Copy the material below line for line, with every character unchanged, and omit the pictures from your copy.

* * *

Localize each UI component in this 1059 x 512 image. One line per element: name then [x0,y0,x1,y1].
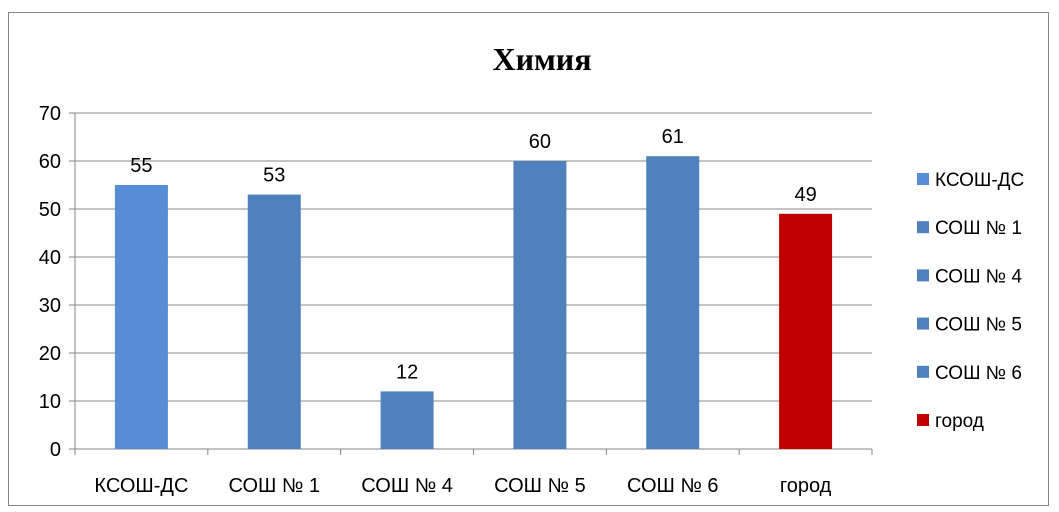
y-tick-label: 50 [39,199,61,221]
x-tick-label: СОШ № 4 [361,475,453,497]
y-tick-label: 40 [39,247,61,269]
y-tick-label: 10 [39,391,61,413]
legend-entry: КСОШ-ДС [935,170,1024,191]
y-axis-ticks: 0 10 20 30 40 50 60 70 [39,103,61,461]
data-label: 60 [529,131,551,153]
legend-swatch [917,221,929,234]
legend-entry: СОШ № 6 [935,363,1022,384]
y-tick-label: 60 [39,151,61,173]
legend-swatch [917,365,929,378]
legend: КСОШ-ДС СОШ № 1 СОШ № 4 СОШ № 5 СОШ № 6 город [917,170,1024,432]
x-tick-label: КСОШ-ДС [94,475,188,497]
legend-entry: СОШ № 5 [935,315,1022,336]
data-label: 61 [662,126,684,148]
x-tick-label: город [780,475,832,497]
legend-entry: СОШ № 4 [935,266,1022,287]
bar [513,161,567,449]
x-axis-ticks: КСОШ-ДС СОШ № 1 СОШ № 4 СОШ № 5 СОШ № 6 город [94,475,831,497]
x-tick-label: СОШ № 6 [627,475,719,497]
data-labels: 55 53 12 60 61 49 [130,126,816,383]
legend-entry: СОШ № 1 [935,218,1022,239]
x-tick-label: СОШ № 5 [494,475,586,497]
data-label: 12 [396,361,418,383]
data-label: 53 [263,165,285,187]
chart-title: Химия [492,41,591,77]
y-tick-label: 0 [50,439,61,461]
x-tick-label: СОШ № 1 [228,475,320,497]
gridlines [69,112,873,455]
legend-swatch [917,173,929,185]
bar [114,185,168,449]
bar [646,156,700,449]
bars [114,156,833,449]
data-label: 55 [130,155,152,177]
bar [380,391,434,449]
bar [247,194,301,449]
y-tick-label: 30 [39,295,61,317]
y-tick-label: 20 [39,343,61,365]
y-tick-label: 70 [39,103,61,125]
legend-swatch [917,269,929,282]
legend-entry: город [935,411,984,432]
data-label: 49 [794,184,816,206]
legend-swatch [917,317,929,330]
legend-swatch [917,414,929,426]
bar [779,213,833,449]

* * *

## RESULT OF THE EXERCISE
Localize each UI component in this 1059 x 512 image. One line per element: name then [x0,y0,x1,y1].
y-tick-label: 50 [39,199,61,221]
x-tick-label: СОШ № 4 [361,475,453,497]
y-tick-label: 40 [39,247,61,269]
y-tick-label: 10 [39,391,61,413]
legend-entry: КСОШ-ДС [935,170,1024,191]
y-axis-ticks: 0 10 20 30 40 50 60 70 [39,103,61,461]
data-label: 60 [529,131,551,153]
legend-swatch [917,221,929,234]
legend-entry: СОШ № 6 [935,363,1022,384]
y-tick-label: 60 [39,151,61,173]
legend-swatch [917,365,929,378]
legend: КСОШ-ДС СОШ № 1 СОШ № 4 СОШ № 5 СОШ № 6 город [917,170,1024,432]
x-tick-label: КСОШ-ДС [94,475,188,497]
legend-entry: СОШ № 5 [935,315,1022,336]
data-label: 61 [662,126,684,148]
x-tick-label: город [780,475,832,497]
legend-entry: СОШ № 4 [935,266,1022,287]
bar [513,161,567,449]
x-axis-ticks: КСОШ-ДС СОШ № 1 СОШ № 4 СОШ № 5 СОШ № 6 город [94,475,831,497]
x-tick-label: СОШ № 6 [627,475,719,497]
data-labels: 55 53 12 60 61 49 [130,126,816,383]
legend-entry: СОШ № 1 [935,218,1022,239]
x-tick-label: СОШ № 5 [494,475,586,497]
data-label: 12 [396,361,418,383]
data-label: 53 [263,165,285,187]
chart-title: Химия [492,41,591,77]
y-tick-label: 0 [50,439,61,461]
x-tick-label: СОШ № 1 [228,475,320,497]
gridlines [69,112,873,455]
legend-swatch [917,173,929,185]
bar [114,185,168,449]
bar [646,156,700,449]
bars [114,156,833,449]
data-label: 55 [130,155,152,177]
bar [380,391,434,449]
bar [247,194,301,449]
y-tick-label: 30 [39,295,61,317]
y-tick-label: 20 [39,343,61,365]
y-tick-label: 70 [39,103,61,125]
legend-swatch [917,269,929,282]
legend-entry: город [935,411,984,432]
data-label: 49 [794,184,816,206]
legend-swatch [917,317,929,330]
legend-swatch [917,414,929,426]
bar [779,213,833,449]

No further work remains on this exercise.